Write out the material exactly, leaving every picture behind.

Input for this task »
** begin **

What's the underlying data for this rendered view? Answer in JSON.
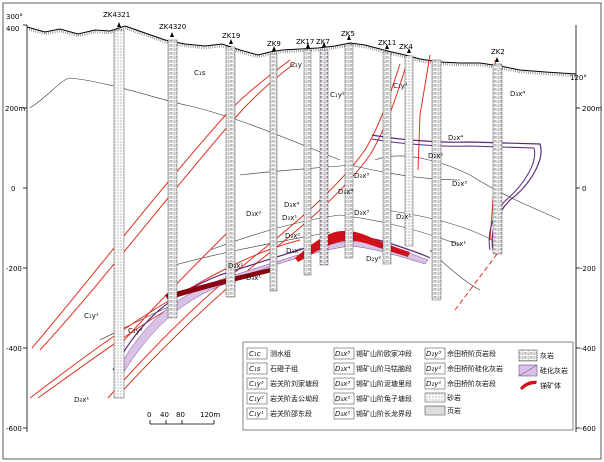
{
  "figure": {
    "left_angle": "300°",
    "right_angle": "120°",
    "elevation_ticks": [
      "400",
      "200m",
      "0",
      "-200",
      "-400",
      "-600"
    ],
    "scale_bar": {
      "ticks": [
        "0",
        "40",
        "80",
        "120m"
      ]
    }
  },
  "boreholes": [
    "ZK4321",
    "ZK4320",
    "ZK19",
    "ZK9",
    "ZK17",
    "ZK7",
    "ZK5",
    "ZK11",
    "ZK4",
    "ZK2"
  ],
  "section_labels": [
    {
      "text": "C₁s"
    },
    {
      "text": "C₁y"
    },
    {
      "text": "C₁y²"
    },
    {
      "text": "C₁y¹"
    },
    {
      "text": "D₃x⁴"
    },
    {
      "text": "D₃x³"
    },
    {
      "text": "D₃x²"
    },
    {
      "text": "D₃x¹"
    },
    {
      "text": "D₂x⁴"
    },
    {
      "text": "D₂x³"
    },
    {
      "text": "D₂x²"
    },
    {
      "text": "D₂x¹"
    },
    {
      "text": "D₃x⁴"
    },
    {
      "text": "D₃x³"
    },
    {
      "text": "D₃x²"
    },
    {
      "text": "D₃x¹"
    },
    {
      "text": "D₃x⁴"
    },
    {
      "text": "D₂x¹"
    },
    {
      "text": "C₁y¹"
    },
    {
      "text": "C₁y²"
    },
    {
      "text": "D₃x²"
    },
    {
      "text": "D₃x¹"
    },
    {
      "text": "D₂y²"
    },
    {
      "text": "D₃x¹"
    }
  ],
  "legend": {
    "col1": [
      {
        "sym": "C₁c",
        "label": "测水组"
      },
      {
        "sym": "C₁s",
        "label": "石磴子组"
      },
      {
        "sym": "C₁y³",
        "label": "岩关阶刘家塘段"
      },
      {
        "sym": "C₁y²",
        "label": "岩关阶孟公坳段"
      },
      {
        "sym": "C₁y¹",
        "label": "岩关阶邵东段"
      }
    ],
    "col2": [
      {
        "sym": "D₃x⁵",
        "label": "锡矿山阶欧家冲段"
      },
      {
        "sym": "D₃x⁴",
        "label": "锡矿山阶马牯脑段"
      },
      {
        "sym": "D₃x³",
        "label": "锡矿山阶泥塘里段"
      },
      {
        "sym": "D₃x²",
        "label": "锡矿山阶兔子塘段"
      },
      {
        "sym": "D₃x¹",
        "label": "锡矿山阶长龙界段"
      }
    ],
    "col3": [
      {
        "sym": "D₂y³",
        "label": "佘田桥阶页岩段"
      },
      {
        "sym": "D₂y²",
        "label": "佘田桥阶硅化灰岩"
      },
      {
        "sym": "D₂y¹",
        "label": "佘田桥阶灰岩段"
      },
      {
        "sym": "",
        "label": "砂岩"
      },
      {
        "sym": "",
        "label": "页岩"
      }
    ],
    "col4": [
      {
        "label": "灰岩"
      },
      {
        "label": "硅化灰岩"
      },
      {
        "label": "锑矿体"
      }
    ]
  },
  "colors": {
    "fault": "#e0301e",
    "orebody": "#d0101a",
    "silicified": "#d9c2e6",
    "contact": "#5a2a7a"
  }
}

** end **

Written response »
What's the underlying data for this rendered view? Answer in JSON.
{
  "figure": {
    "left_angle": "300°",
    "right_angle": "120°",
    "elevation_ticks": [
      "400",
      "200m",
      "0",
      "-200",
      "-400",
      "-600"
    ],
    "scale_bar": {
      "ticks": [
        "0",
        "40",
        "80",
        "120m"
      ]
    }
  },
  "boreholes": [
    "ZK4321",
    "ZK4320",
    "ZK19",
    "ZK9",
    "ZK17",
    "ZK7",
    "ZK5",
    "ZK11",
    "ZK4",
    "ZK2"
  ],
  "section_labels": [
    {
      "text": "C₁s"
    },
    {
      "text": "C₁y"
    },
    {
      "text": "C₁y²"
    },
    {
      "text": "C₁y¹"
    },
    {
      "text": "D₃x⁴"
    },
    {
      "text": "D₃x³"
    },
    {
      "text": "D₃x²"
    },
    {
      "text": "D₃x¹"
    },
    {
      "text": "D₂x⁴"
    },
    {
      "text": "D₂x³"
    },
    {
      "text": "D₂x²"
    },
    {
      "text": "D₂x¹"
    },
    {
      "text": "D₃x⁴"
    },
    {
      "text": "D₃x³"
    },
    {
      "text": "D₃x²"
    },
    {
      "text": "D₃x¹"
    },
    {
      "text": "D₃x⁴"
    },
    {
      "text": "D₂x¹"
    },
    {
      "text": "C₁y¹"
    },
    {
      "text": "C₁y²"
    },
    {
      "text": "D₃x²"
    },
    {
      "text": "D₃x¹"
    },
    {
      "text": "D₂y²"
    },
    {
      "text": "D₃x¹"
    }
  ],
  "legend": {
    "col1": [
      {
        "sym": "C₁c",
        "label": "测水组"
      },
      {
        "sym": "C₁s",
        "label": "石磴子组"
      },
      {
        "sym": "C₁y³",
        "label": "岩关阶刘家塘段"
      },
      {
        "sym": "C₁y²",
        "label": "岩关阶孟公坳段"
      },
      {
        "sym": "C₁y¹",
        "label": "岩关阶邵东段"
      }
    ],
    "col2": [
      {
        "sym": "D₃x⁵",
        "label": "锡矿山阶欧家冲段"
      },
      {
        "sym": "D₃x⁴",
        "label": "锡矿山阶马牯脑段"
      },
      {
        "sym": "D₃x³",
        "label": "锡矿山阶泥塘里段"
      },
      {
        "sym": "D₃x²",
        "label": "锡矿山阶兔子塘段"
      },
      {
        "sym": "D₃x¹",
        "label": "锡矿山阶长龙界段"
      }
    ],
    "col3": [
      {
        "sym": "D₂y³",
        "label": "佘田桥阶页岩段"
      },
      {
        "sym": "D₂y²",
        "label": "佘田桥阶硅化灰岩"
      },
      {
        "sym": "D₂y¹",
        "label": "佘田桥阶灰岩段"
      },
      {
        "sym": "",
        "label": "砂岩"
      },
      {
        "sym": "",
        "label": "页岩"
      }
    ],
    "col4": [
      {
        "label": "灰岩"
      },
      {
        "label": "硅化灰岩"
      },
      {
        "label": "锑矿体"
      }
    ]
  },
  "colors": {
    "fault": "#e0301e",
    "orebody": "#d0101a",
    "silicified": "#d9c2e6",
    "contact": "#5a2a7a"
  }
}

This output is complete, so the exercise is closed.